Copy out all lines with the word "very" in them.

-- Start of Material provided --

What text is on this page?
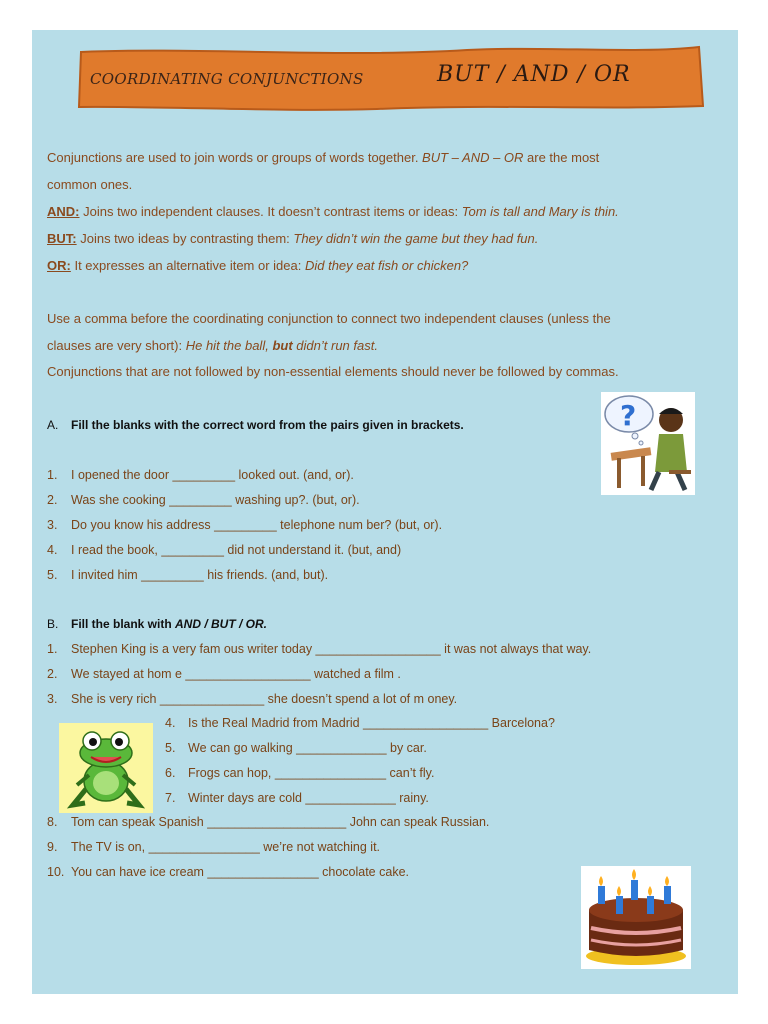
COORDINATING CONJUNCTIONS	BUT / AND / OR
Conjunctions are used to join words or groups of words together. BUT – AND – OR are the most
common ones.
AND: Joins two independent clauses. It doesn’t contrast items or ideas: Tom is tall and Mary is thin.
BUT: Joins two ideas by contrasting them: They didn’t win the game but they had fun.
OR: It expresses an alternative item or idea: Did they eat fish or chicken?
Use a comma before the coordinating conjunction to connect two independent clauses (unless the
clauses are very short): He hit the ball, but didn’t run fast.
Conjunctions that are not followed by non-essential elements should never be followed by commas.
A. Fill the blanks with the correct word from the pairs given in brackets.
1. I opened the door _________ looked out. (and, or).
2. Was she cooking _________ washing up?. (but, or).
3. Do you know his address _________ telephone num ber? (but, or).
4. I read the book, _________ did not understand it. (but, and)
5. I invited him _________ his friends. (and, but).
?
B. Fill the blank with AND / BUT / OR.
1. Stephen King is a very fam ous writer today __________________ it was not always that way.
2. We stayed at hom e __________________ watched a film .
3. She is very rich _______________ she doesn’t spend a lot of m oney.
4. Is the Real Madrid from Madrid __________________ Barcelona?
5. We can go walking _____________ by car.
6. Frogs can hop, ________________ can’t fly.
7. Winter days are cold _____________ rainy.
8. Tom can speak Spanish ____________________ John can speak Russian.
9. The TV is on, ________________ we’re not watching it.
10. You can have ice cream ________________ chocolate cake.
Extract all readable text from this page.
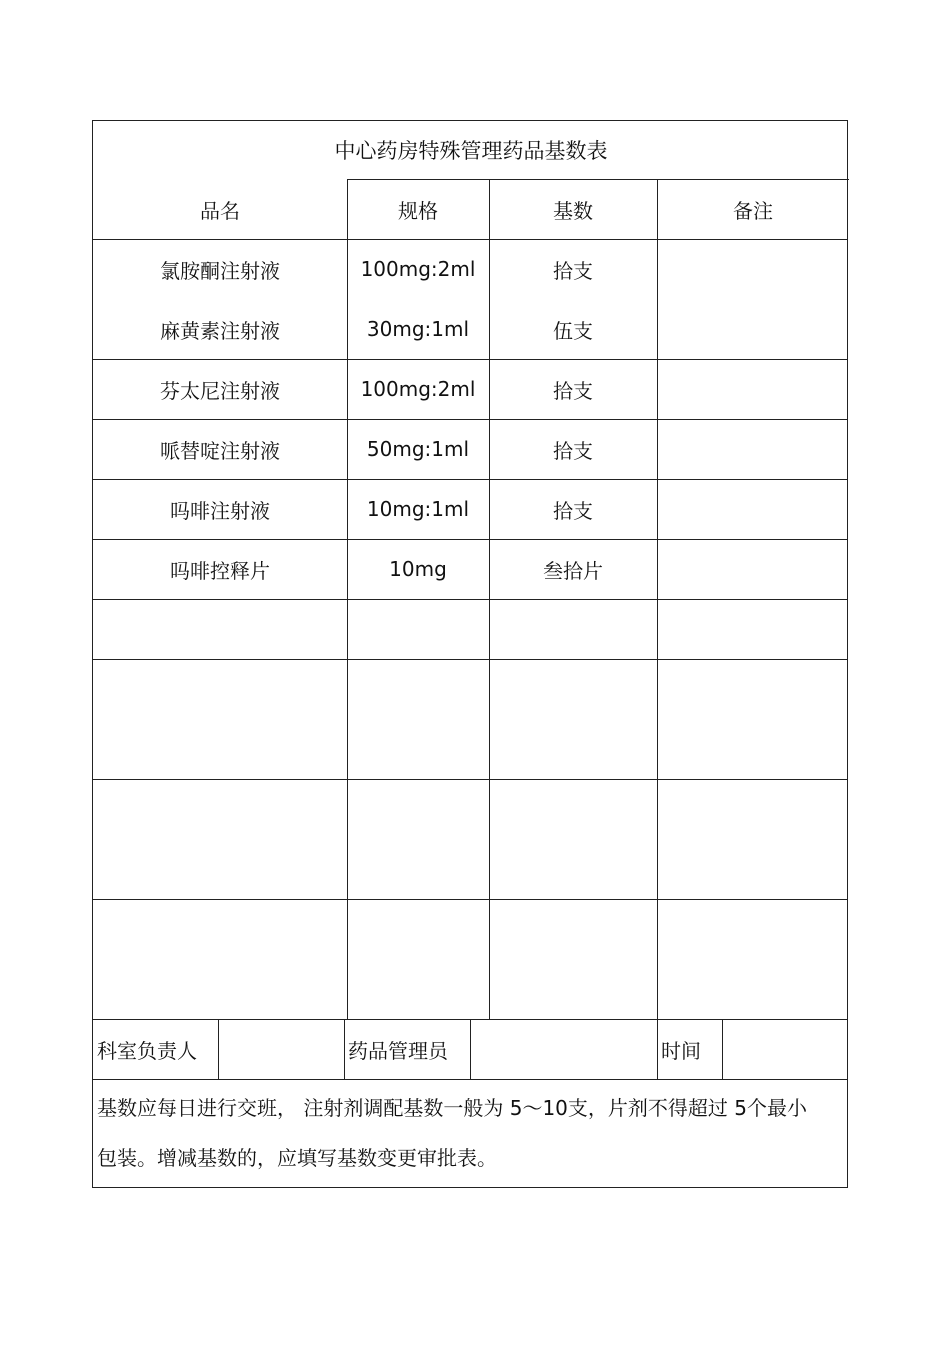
中心药房特殊管理药品基数表
品名	规格	基数	备注
氯胺酮注射液	100mg:2ml	拾支
麻黄素注射液	30mg:1ml	伍支
芬太尼注射液	100mg:2ml	拾支
哌替啶注射液	50mg:1ml	拾支
吗啡注射液	10mg:1ml	拾支
吗啡控释片	10mg	叁拾片
科室负责人	药品管理员	时间

基数应每日进行交班， 注射剂调配基数一般为 5～10支，片剂不得超过 5个最小

包装。增减基数的，应填写基数变更审批表。
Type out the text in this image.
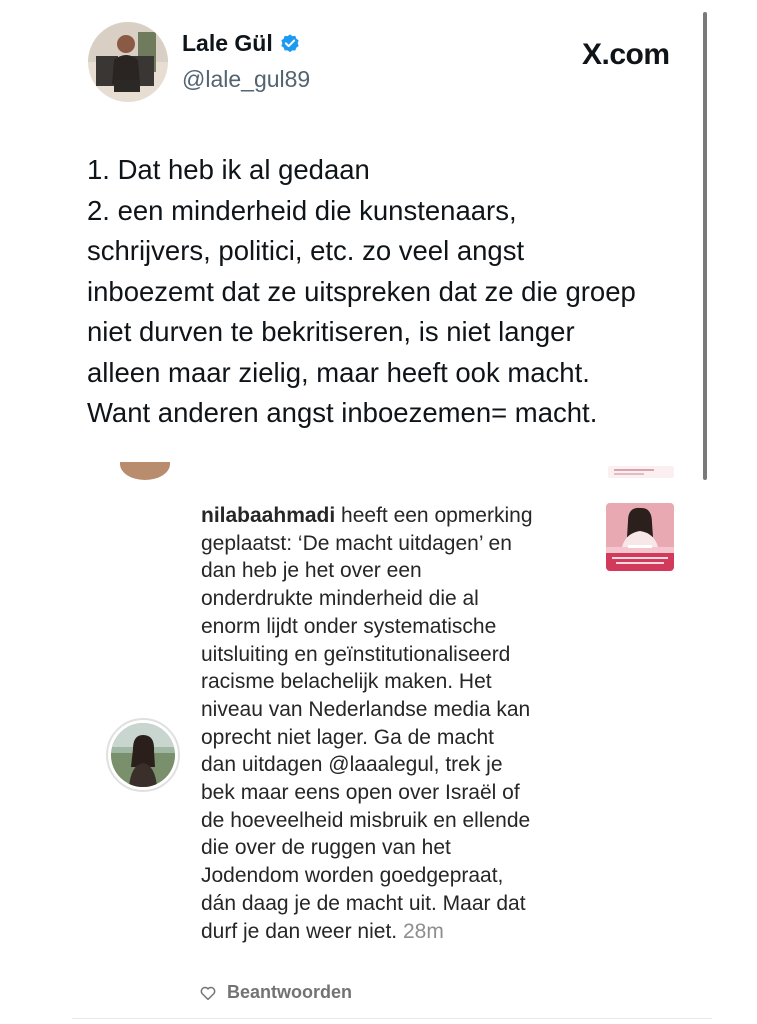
Lale Gül
@lale_gul89
X.com
1. Dat heb ik al gedaan
2. een minderheid die kunstenaars,
schrijvers, politici, etc. zo veel angst
inboezemt dat ze uitspreken dat ze die groep
niet durven te bekritiseren, is niet langer
alleen maar zielig, maar heeft ook macht.
Want anderen angst inboezemen= macht.
nilabaahmadi heeft een opmerking
geplaatst: ‘De macht uitdagen’ en
dan heb je het over een
onderdrukte minderheid die al
enorm lijdt onder systematische
uitsluiting en geïnstitutionaliseerd
racisme belachelijk maken. Het
niveau van Nederlandse media kan
oprecht niet lager. Ga de macht
dan uitdagen @laaalegul, trek je
bek maar eens open over Israël of
de hoeveelheid misbruik en ellende
die over de ruggen van het
Jodendom worden goedgepraat,
dán daag je de macht uit. Maar dat
durf je dan weer niet. 28m
Beantwoorden
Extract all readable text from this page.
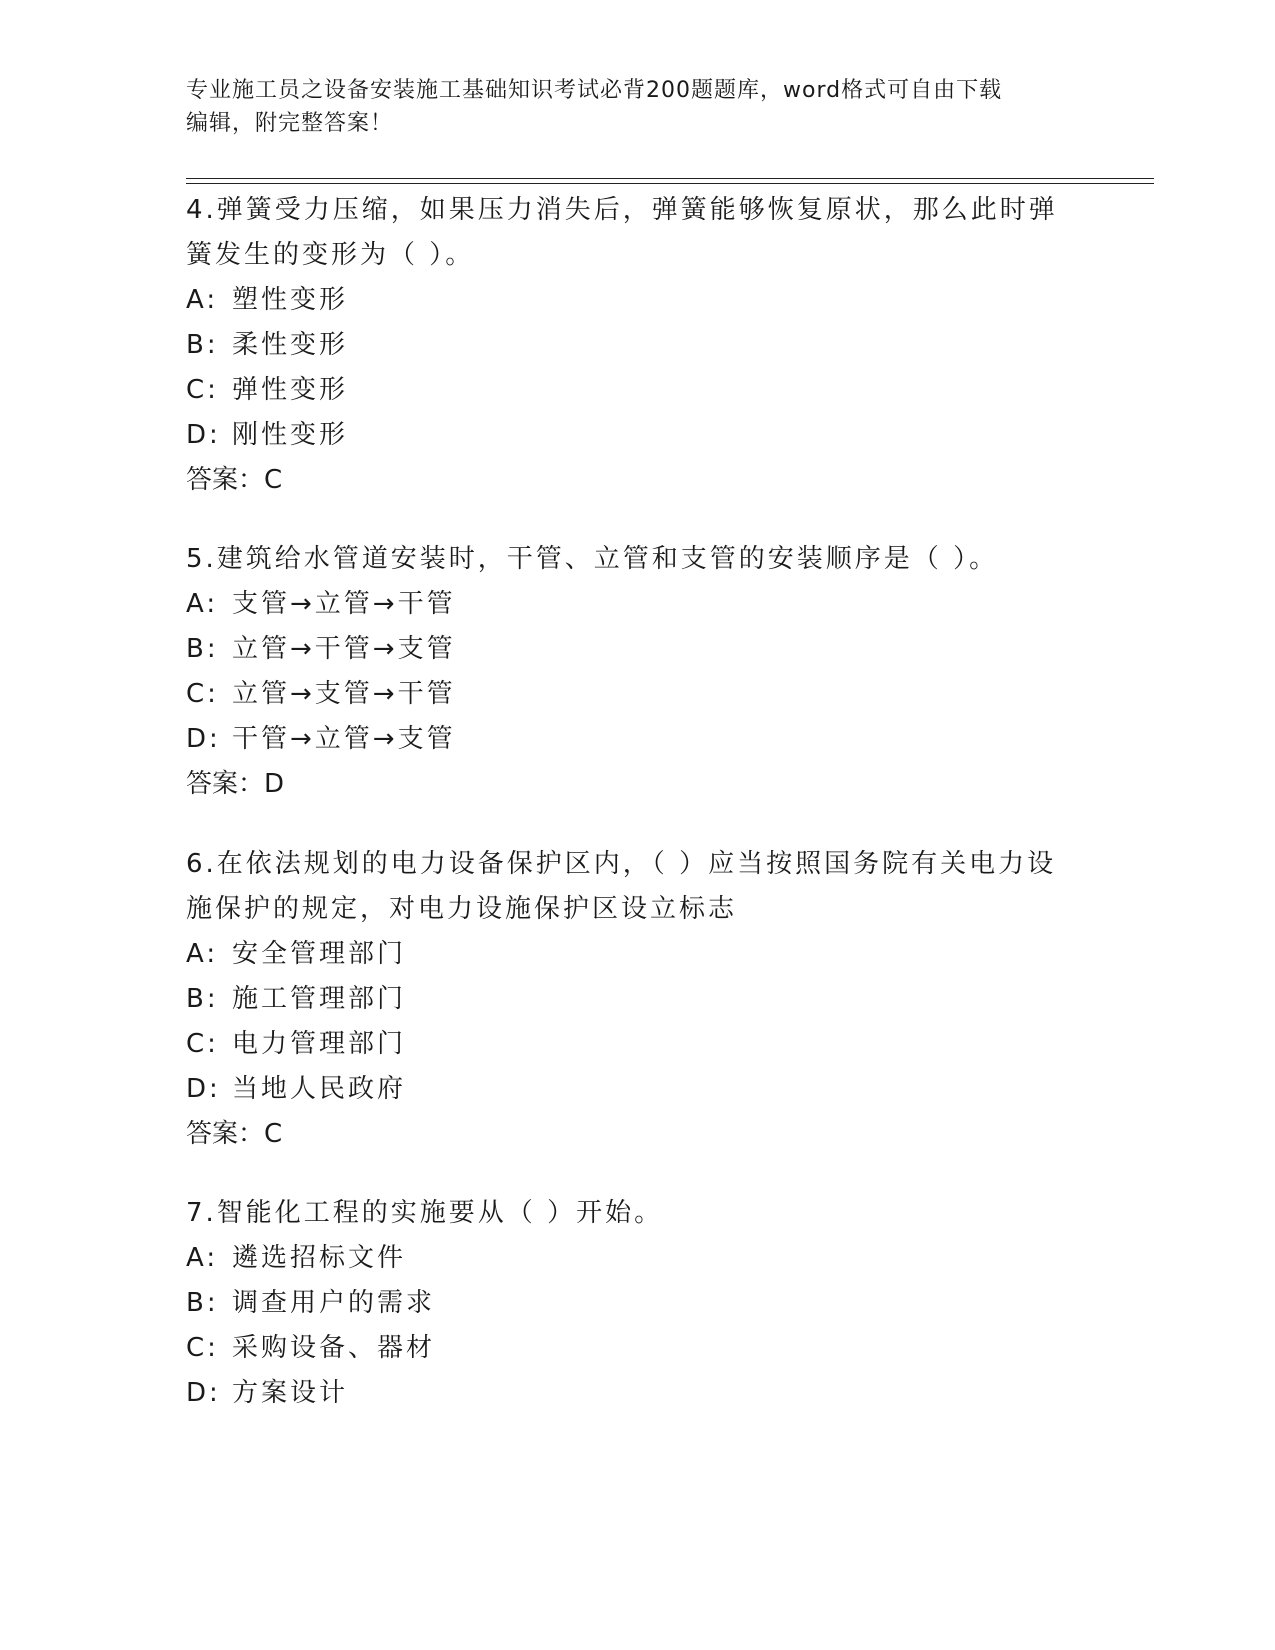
专业施工员之设备安装施工基础知识考试必背200题题库，word格式可自由下载
编辑，附完整答案！

4.弹簧受力压缩，如果压力消失后，弹簧能够恢复原状，那么此时弹

簧发生的变形为（ ）。

A: 塑性变形
B: 柔性变形
C: 弹性变形
D: 刚性变形

答案：C

5.建筑给水管道安装时，干管、立管和支管的安装顺序是（ ）。

A: 支管→立管→干管
B: 立管→干管→支管
C: 立管→支管→干管
D: 干管→立管→支管

答案：D

6.在依法规划的电力设备保护区内，（ ）应当按照国务院有关电力设

施保护的规定，对电力设施保护区设立标志

A: 安全管理部门
B: 施工管理部门
C: 电力管理部门
D: 当地人民政府

答案：C

7.智能化工程的实施要从（ ）开始。

A: 遴选招标文件
B: 调查用户的需求
C: 采购设备、器材
D: 方案设计
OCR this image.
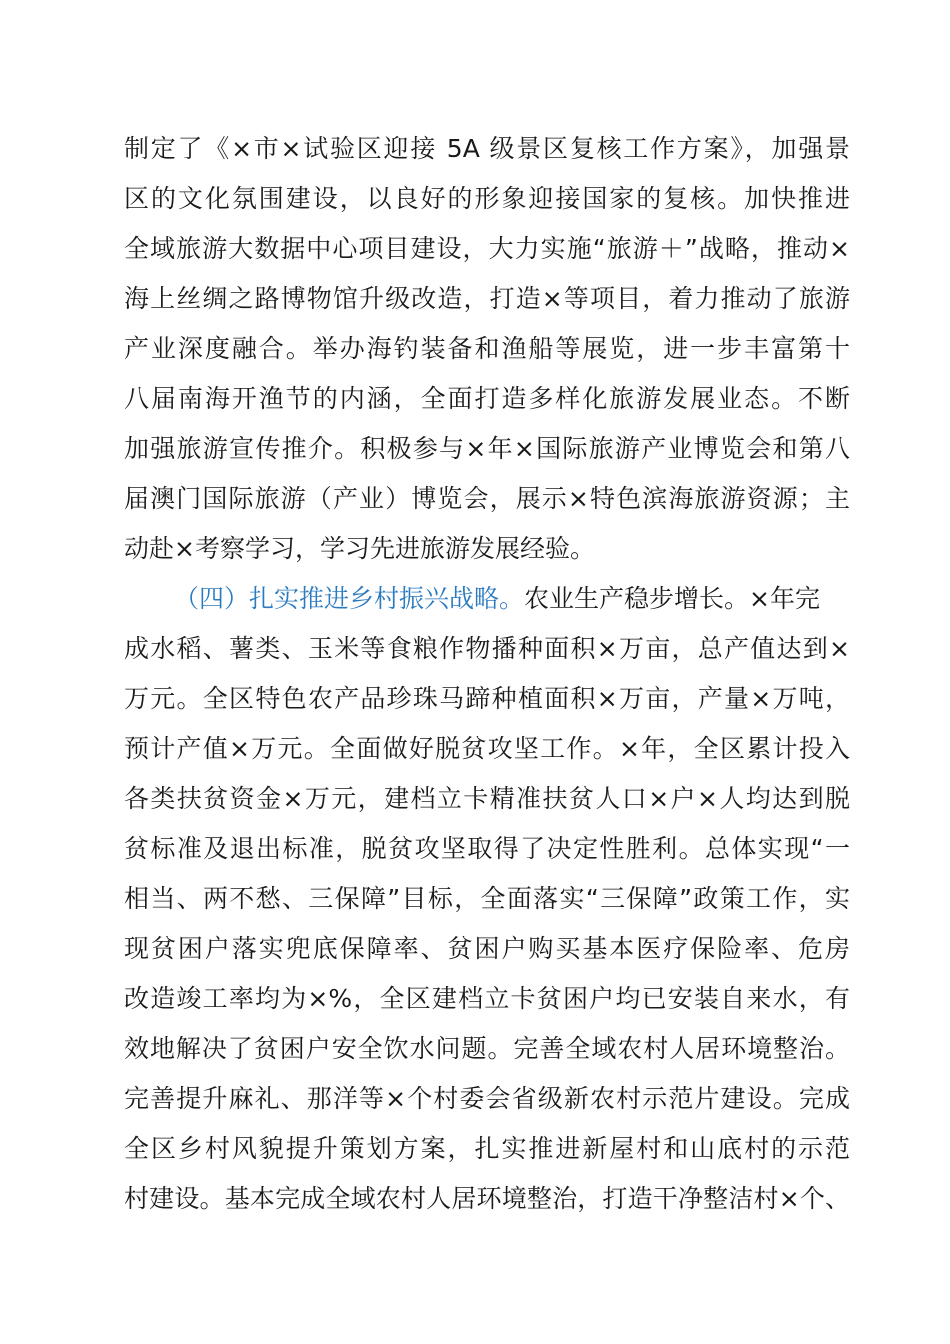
制定了《×市×试验区迎接 5A 级景区复核工作方案》，加强景
区的文化氛围建设，以良好的形象迎接国家的复核。加快推进
全域旅游大数据中心项目建设，大力实施“旅游＋”战略，推动×
海上丝绸之路博物馆升级改造，打造×等项目，着力推动了旅游
产业深度融合。举办海钓装备和渔船等展览，进一步丰富第十
八届南海开渔节的内涵，全面打造多样化旅游发展业态。不断
加强旅游宣传推介。积极参与×年×国际旅游产业博览会和第八
届澳门国际旅游（产业）博览会，展示×特色滨海旅游资源；主
动赴×考察学习，学习先进旅游发展经验。
（四）扎实推进乡村振兴战略。农业生产稳步增长。×年完
成水稻、薯类、玉米等食粮作物播种面积×万亩，总产值达到×
万元。全区特色农产品珍珠马蹄种植面积×万亩，产量×万吨，
预计产值×万元。全面做好脱贫攻坚工作。×年，全区累计投入
各类扶贫资金×万元，建档立卡精准扶贫人口×户×人均达到脱
贫标准及退出标准，脱贫攻坚取得了决定性胜利。总体实现“一
相当、两不愁、三保障”目标，全面落实“三保障”政策工作，实
现贫困户落实兜底保障率、贫困户购买基本医疗保险率、危房
改造竣工率均为×%，全区建档立卡贫困户均已安装自来水，有
效地解决了贫困户安全饮水问题。完善全域农村人居环境整治。
完善提升麻礼、那洋等×个村委会省级新农村示范片建设。完成
全区乡村风貌提升策划方案，扎实推进新屋村和山底村的示范
村建设。基本完成全域农村人居环境整治，打造干净整洁村×个、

-- End of Material provided --

Response
clauses are very short): He hit the ball, but didn’t run fast.
1. Stephen King is a very fam ous writer today __________________ it was not always that way.
3. She is very rich _______________ she doesn’t spend a lot of m oney.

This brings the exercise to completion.